(Extracts from a graphics dataset)
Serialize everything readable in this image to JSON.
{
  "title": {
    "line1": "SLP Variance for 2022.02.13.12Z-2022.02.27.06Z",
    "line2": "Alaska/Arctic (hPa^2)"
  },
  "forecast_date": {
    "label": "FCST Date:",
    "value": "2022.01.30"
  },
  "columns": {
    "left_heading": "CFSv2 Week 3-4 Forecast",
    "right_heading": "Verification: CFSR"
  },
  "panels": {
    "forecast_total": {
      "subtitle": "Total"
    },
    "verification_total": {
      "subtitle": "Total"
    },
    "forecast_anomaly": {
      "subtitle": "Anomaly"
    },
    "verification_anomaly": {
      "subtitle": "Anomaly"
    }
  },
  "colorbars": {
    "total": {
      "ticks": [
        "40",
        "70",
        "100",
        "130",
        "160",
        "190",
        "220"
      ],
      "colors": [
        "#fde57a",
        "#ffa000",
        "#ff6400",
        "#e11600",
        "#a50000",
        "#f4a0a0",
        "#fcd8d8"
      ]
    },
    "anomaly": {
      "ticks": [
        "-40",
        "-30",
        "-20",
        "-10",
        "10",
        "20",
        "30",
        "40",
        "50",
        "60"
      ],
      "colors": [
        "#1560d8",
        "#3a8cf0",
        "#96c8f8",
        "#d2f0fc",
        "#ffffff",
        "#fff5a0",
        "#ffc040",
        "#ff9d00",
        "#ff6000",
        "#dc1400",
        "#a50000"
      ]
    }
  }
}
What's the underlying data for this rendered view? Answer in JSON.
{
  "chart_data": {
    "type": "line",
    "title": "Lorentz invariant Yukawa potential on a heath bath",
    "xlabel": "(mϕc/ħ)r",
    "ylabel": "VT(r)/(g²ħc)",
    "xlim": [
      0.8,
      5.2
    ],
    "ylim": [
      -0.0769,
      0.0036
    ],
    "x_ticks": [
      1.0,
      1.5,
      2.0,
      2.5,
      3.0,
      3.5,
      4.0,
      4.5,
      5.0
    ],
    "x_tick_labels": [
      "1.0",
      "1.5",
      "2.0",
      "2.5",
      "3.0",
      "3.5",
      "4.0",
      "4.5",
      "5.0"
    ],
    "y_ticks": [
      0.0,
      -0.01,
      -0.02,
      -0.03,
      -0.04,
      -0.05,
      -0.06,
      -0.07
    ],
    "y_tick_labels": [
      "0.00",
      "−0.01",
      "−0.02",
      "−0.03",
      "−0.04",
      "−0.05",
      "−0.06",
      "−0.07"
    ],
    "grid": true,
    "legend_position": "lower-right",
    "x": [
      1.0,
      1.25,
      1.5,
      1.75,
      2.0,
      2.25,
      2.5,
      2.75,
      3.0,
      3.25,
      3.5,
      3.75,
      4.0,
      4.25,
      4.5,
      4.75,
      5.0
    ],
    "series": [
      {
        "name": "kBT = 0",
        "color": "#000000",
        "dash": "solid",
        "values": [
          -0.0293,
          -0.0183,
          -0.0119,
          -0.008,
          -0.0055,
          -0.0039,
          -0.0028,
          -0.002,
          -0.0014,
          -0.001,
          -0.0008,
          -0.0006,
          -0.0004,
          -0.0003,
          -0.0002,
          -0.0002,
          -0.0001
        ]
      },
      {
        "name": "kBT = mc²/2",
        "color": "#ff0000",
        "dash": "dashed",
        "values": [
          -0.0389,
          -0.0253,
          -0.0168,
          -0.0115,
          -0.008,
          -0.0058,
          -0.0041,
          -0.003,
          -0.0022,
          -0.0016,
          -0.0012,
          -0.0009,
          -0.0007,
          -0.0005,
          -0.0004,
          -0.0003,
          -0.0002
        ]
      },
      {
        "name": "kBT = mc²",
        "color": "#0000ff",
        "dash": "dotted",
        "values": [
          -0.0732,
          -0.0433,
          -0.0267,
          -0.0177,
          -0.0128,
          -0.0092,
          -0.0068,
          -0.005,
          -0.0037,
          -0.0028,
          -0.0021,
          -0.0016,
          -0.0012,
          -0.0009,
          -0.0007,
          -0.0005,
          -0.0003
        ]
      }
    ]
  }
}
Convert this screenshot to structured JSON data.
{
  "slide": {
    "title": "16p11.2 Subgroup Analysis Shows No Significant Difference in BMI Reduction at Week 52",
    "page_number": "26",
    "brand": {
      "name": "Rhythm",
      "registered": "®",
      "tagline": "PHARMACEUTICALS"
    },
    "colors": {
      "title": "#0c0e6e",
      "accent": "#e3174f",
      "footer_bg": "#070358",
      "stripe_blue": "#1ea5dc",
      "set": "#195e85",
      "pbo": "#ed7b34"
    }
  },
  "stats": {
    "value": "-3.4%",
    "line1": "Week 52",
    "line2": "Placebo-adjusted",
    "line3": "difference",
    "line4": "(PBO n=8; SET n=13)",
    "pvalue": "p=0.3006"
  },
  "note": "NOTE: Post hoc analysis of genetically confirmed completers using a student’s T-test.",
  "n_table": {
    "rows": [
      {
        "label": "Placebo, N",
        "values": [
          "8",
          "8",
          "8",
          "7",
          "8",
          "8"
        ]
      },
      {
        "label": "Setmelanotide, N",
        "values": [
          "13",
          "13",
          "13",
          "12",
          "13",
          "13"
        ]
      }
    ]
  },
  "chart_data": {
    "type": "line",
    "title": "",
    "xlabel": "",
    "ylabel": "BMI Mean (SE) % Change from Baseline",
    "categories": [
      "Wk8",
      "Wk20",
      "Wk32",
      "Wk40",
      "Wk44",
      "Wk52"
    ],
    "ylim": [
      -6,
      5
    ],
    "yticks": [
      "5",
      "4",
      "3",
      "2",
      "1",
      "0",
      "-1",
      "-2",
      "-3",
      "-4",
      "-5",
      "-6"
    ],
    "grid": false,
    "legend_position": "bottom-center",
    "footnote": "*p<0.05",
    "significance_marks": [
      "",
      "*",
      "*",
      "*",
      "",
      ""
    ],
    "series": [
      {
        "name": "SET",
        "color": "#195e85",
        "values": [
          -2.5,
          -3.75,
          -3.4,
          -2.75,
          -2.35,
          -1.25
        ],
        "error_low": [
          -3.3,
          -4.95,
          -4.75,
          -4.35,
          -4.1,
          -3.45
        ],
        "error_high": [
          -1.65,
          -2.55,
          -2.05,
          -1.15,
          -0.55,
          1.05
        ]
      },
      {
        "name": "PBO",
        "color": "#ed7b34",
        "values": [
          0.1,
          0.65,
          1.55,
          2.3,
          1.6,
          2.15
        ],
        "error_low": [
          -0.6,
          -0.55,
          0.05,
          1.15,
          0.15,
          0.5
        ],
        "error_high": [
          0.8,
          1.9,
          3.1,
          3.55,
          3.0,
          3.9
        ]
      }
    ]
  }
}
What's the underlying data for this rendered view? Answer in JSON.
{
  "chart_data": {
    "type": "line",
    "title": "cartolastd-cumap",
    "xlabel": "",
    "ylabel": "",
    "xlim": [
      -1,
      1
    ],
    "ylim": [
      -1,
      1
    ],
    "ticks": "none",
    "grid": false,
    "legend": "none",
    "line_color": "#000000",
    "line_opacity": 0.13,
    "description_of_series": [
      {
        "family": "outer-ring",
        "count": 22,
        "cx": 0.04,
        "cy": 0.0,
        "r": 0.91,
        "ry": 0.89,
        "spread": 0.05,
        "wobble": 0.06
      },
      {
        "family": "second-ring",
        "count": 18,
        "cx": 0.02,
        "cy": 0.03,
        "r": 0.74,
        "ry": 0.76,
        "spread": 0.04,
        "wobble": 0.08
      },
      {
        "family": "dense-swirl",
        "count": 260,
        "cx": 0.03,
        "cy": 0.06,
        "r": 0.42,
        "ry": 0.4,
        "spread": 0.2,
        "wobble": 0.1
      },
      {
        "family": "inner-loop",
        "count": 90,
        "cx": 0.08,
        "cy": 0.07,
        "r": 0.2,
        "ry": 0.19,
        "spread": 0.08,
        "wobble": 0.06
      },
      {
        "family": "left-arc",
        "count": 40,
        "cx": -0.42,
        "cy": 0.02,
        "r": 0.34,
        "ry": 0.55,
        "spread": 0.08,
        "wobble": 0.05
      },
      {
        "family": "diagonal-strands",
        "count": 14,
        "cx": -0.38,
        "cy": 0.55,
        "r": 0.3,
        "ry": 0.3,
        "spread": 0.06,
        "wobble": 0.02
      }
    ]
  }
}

● Short task: Check each line of the data above for the string "Placebo" and report only how many lines have it.

● Solution to the exercise: 2